» What you need to do: Copy the part of the polygenic risk score notes below that opens with the words containing "Production Considerations" and closes with "from PGS Catalog.".

Ethical Considerations

  • Genetic data is identifiable and permanent
  • Potential for discrimination (insurance, employment)
  • Psychological impact of knowing genetic risk
  • Ancestry bias creates health equity concerns

Recommendations

  • For clinical use: Consult genetic counselors and use validated PRS from PGS Catalog
  • For research: Validate in held-out cohorts and test across ancestries
  • For personal use: Combine with family history and clinical risk factors

References

Key Publications

  1. Lambert et al. (2021): "The Polygenic Score Catalog" - Repository of validated PRS models
  2. Khera et al. (2018): "Genome-wide polygenic scores for common diseases" - Demonstrated clinical utility
  3. Torkamani et al. (2018): "The personal and clinical utility of polygenic risk scores" - Comprehensive review
  4. Martin et al. (2019): "Clinical use may exacerbate health disparities" - Addresses equity concerns
  5. Choi et al. (2020): "Tutorial: a guide to performing PRS analyses" - Practical guide

Resources


Production Considerations

This skill provides a research/educational implementation. Production systems should additionally include:

  • LD clumping: Remove correlated SNPs (use PLINK, PRSice)
  • Ancestry matching: Train and apply PRS in same population
  • Validation cohorts: Test performance on held-out data
  • Updated GWAS: Use latest meta-analyses and fine-mapping
  • Clinical validation: Regulatory approval for clinical use

For clinical-grade PRS, use validated models from PGS Catalog.


Integration

With MCP (Model Context Protocol)

from fastmcp import FastMCP

mcp = FastMCP("PRS Builder")

@mcp.tool()
def build_prs(trait: str) -> dict:
    from tooluniverse_polygenic_risk_score import build_polygenic_risk_score
    result = build_polygenic_risk_score(trait)

» Given entries:
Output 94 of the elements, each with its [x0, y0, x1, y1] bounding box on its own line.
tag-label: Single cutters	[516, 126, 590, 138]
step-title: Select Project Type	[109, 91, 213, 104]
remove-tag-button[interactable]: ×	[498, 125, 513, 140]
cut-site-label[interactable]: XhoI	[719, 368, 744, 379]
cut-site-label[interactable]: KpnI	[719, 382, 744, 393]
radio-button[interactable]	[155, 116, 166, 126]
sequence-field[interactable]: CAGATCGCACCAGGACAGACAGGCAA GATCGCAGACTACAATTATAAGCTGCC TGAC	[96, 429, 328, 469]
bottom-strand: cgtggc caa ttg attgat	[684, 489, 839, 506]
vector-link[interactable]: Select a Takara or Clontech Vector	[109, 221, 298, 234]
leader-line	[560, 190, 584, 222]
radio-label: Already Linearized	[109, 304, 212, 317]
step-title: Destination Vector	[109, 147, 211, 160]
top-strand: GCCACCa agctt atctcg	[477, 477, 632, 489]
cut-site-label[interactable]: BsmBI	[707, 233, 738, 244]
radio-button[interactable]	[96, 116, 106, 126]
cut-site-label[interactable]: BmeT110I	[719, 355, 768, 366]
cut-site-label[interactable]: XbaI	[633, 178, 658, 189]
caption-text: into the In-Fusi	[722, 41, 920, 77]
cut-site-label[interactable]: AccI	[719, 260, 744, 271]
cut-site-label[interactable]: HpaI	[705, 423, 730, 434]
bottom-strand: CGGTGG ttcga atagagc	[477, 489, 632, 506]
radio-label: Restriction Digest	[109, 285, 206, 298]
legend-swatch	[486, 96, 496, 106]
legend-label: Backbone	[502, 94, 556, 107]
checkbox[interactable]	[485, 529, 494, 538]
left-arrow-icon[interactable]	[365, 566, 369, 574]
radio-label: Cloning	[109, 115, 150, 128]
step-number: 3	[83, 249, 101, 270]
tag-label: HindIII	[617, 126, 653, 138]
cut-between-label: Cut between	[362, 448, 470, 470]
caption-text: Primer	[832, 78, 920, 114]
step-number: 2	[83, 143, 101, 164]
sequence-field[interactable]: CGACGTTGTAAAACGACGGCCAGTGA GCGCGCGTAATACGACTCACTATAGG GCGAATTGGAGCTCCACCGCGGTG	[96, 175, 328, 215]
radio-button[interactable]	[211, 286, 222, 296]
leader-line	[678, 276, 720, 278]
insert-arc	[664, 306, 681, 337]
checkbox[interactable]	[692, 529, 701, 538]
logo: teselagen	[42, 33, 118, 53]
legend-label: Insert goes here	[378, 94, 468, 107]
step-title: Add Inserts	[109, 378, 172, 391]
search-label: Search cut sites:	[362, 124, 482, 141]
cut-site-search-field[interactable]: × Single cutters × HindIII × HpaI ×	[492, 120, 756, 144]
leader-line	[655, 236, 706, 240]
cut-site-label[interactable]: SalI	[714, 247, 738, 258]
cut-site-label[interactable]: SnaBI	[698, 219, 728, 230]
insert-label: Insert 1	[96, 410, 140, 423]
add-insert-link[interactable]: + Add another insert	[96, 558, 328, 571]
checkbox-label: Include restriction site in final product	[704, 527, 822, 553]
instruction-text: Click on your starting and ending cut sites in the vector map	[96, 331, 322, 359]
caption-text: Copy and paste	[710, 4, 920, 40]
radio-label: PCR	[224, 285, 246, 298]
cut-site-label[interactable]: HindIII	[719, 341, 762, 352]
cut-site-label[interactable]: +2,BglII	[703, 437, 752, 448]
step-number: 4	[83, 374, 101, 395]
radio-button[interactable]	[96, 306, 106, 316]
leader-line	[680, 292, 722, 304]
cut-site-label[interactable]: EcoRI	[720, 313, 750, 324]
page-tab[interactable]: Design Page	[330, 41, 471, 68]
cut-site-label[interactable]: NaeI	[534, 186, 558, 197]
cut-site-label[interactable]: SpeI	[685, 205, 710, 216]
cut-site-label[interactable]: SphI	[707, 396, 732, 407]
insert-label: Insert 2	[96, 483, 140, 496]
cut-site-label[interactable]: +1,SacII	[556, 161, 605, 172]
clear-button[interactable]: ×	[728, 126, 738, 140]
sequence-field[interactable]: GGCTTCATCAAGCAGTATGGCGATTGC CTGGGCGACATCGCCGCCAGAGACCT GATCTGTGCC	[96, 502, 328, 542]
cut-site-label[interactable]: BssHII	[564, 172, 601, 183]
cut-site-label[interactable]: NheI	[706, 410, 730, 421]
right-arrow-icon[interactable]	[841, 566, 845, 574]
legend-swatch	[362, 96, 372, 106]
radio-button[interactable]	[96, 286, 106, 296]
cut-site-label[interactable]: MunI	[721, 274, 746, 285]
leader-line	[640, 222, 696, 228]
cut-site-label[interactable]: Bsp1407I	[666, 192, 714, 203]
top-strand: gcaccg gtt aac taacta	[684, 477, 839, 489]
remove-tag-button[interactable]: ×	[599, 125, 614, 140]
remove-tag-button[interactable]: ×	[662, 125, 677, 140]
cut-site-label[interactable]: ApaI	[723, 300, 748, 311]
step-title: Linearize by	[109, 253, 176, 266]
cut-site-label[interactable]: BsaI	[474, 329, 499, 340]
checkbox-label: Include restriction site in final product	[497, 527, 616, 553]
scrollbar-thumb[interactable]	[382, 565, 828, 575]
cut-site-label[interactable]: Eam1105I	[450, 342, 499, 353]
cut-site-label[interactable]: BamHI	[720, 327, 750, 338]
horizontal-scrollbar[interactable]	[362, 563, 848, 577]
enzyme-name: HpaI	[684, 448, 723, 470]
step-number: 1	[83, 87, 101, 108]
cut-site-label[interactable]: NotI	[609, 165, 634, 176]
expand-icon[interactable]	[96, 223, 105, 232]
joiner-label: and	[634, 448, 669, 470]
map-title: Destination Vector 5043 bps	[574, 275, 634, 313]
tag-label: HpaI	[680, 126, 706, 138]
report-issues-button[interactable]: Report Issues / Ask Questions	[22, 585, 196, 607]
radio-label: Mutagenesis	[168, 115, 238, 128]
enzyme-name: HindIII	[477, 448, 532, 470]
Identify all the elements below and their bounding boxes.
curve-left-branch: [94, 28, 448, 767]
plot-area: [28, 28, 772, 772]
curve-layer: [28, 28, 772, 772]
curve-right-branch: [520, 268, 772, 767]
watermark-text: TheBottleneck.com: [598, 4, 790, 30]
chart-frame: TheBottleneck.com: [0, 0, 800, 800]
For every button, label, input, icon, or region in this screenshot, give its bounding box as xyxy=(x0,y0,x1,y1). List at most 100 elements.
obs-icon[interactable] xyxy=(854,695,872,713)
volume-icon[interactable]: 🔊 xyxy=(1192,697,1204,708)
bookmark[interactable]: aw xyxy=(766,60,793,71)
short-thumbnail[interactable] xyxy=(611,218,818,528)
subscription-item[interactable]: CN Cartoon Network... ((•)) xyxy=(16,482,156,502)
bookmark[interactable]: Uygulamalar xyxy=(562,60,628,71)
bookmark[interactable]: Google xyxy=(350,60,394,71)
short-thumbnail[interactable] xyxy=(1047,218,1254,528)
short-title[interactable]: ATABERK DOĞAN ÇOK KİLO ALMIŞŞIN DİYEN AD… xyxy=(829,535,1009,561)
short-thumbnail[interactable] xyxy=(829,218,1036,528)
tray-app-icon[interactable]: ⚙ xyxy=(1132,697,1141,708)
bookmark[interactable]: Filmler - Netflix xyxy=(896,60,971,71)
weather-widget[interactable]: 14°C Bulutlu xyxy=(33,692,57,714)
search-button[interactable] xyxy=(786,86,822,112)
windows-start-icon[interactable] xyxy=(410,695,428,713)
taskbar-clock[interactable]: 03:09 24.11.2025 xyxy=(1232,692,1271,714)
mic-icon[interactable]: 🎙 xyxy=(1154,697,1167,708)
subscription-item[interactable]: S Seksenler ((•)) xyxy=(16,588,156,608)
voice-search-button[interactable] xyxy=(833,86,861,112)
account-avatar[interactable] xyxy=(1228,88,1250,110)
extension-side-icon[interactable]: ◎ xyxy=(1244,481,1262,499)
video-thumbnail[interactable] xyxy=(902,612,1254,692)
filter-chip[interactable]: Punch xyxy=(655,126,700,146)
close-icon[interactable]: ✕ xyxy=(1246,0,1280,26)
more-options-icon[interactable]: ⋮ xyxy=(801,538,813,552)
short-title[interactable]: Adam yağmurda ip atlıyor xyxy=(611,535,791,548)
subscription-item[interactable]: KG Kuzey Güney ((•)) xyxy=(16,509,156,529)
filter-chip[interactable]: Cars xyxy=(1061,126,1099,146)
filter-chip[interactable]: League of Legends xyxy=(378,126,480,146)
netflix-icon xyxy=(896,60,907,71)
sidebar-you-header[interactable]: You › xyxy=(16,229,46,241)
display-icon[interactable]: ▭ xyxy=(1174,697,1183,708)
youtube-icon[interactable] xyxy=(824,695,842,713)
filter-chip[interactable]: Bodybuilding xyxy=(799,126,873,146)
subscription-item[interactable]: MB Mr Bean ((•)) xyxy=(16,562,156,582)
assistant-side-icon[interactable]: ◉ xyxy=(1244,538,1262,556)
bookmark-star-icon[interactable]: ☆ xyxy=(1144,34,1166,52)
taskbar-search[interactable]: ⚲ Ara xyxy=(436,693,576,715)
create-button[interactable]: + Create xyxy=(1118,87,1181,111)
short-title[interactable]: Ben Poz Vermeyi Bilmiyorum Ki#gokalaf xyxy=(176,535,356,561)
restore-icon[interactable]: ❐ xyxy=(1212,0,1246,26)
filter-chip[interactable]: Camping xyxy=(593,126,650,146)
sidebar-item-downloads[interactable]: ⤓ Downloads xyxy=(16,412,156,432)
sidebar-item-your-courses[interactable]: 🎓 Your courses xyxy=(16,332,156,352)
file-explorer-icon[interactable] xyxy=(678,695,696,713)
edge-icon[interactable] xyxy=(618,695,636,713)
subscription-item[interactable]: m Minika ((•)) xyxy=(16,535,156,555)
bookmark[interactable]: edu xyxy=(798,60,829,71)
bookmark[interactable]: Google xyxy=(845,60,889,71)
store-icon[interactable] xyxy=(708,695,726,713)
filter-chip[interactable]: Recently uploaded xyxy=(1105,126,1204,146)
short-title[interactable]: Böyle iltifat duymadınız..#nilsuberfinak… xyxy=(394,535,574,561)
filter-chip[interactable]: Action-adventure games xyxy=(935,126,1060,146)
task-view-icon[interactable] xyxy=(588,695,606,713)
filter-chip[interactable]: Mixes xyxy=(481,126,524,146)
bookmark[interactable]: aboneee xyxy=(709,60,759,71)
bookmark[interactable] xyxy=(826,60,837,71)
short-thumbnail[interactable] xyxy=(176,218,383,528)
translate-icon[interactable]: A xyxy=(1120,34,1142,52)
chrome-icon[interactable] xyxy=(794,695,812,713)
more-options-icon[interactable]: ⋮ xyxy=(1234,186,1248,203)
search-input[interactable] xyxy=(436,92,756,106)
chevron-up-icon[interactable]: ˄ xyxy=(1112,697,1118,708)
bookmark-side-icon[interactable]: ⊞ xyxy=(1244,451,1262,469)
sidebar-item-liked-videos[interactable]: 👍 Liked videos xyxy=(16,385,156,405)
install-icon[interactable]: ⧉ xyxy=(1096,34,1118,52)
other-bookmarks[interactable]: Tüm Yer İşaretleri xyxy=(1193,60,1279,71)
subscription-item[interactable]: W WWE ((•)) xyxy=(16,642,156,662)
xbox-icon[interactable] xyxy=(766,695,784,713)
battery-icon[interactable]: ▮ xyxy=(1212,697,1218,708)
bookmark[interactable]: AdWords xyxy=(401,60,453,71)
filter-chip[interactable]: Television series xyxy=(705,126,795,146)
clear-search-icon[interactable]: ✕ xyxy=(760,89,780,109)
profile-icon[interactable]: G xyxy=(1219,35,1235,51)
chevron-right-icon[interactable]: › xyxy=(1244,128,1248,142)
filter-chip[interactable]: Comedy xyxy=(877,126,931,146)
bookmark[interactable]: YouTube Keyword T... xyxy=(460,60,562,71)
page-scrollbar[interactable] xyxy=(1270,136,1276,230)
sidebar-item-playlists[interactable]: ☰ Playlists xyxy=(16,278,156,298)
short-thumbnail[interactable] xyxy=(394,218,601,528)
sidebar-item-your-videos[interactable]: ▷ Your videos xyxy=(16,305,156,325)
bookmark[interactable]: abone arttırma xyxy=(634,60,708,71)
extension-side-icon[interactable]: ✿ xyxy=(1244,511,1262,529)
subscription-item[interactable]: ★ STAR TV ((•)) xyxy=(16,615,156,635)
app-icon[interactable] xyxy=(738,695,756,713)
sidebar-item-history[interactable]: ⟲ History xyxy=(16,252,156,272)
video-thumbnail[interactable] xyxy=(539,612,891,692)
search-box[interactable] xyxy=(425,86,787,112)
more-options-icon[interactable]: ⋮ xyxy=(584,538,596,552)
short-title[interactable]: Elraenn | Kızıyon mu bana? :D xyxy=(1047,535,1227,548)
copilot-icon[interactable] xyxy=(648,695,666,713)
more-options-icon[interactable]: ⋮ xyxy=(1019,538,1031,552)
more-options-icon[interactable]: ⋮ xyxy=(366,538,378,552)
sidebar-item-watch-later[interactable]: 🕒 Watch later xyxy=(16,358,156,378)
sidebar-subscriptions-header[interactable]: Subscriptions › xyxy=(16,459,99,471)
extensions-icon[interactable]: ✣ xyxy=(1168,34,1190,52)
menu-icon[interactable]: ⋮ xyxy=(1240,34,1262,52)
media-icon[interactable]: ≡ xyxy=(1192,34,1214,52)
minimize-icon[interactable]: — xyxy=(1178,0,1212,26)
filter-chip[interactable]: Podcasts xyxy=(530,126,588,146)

» Answer space:
Production Considerations

This skill provides a research/educational implementation. Production systems should additionally include:

  • LD clumping: Remove correlated SNPs (use PLINK, PRSice)
  • Ancestry matching: Train and apply PRS in same population
  • Validation cohorts: Test performance on held-out data
  • Updated GWAS: Use latest meta-analyses and fine-mapping
  • Clinical validation: Regulatory approval for clinical use

For clinical-grade PRS, use validated models from PGS Catalog.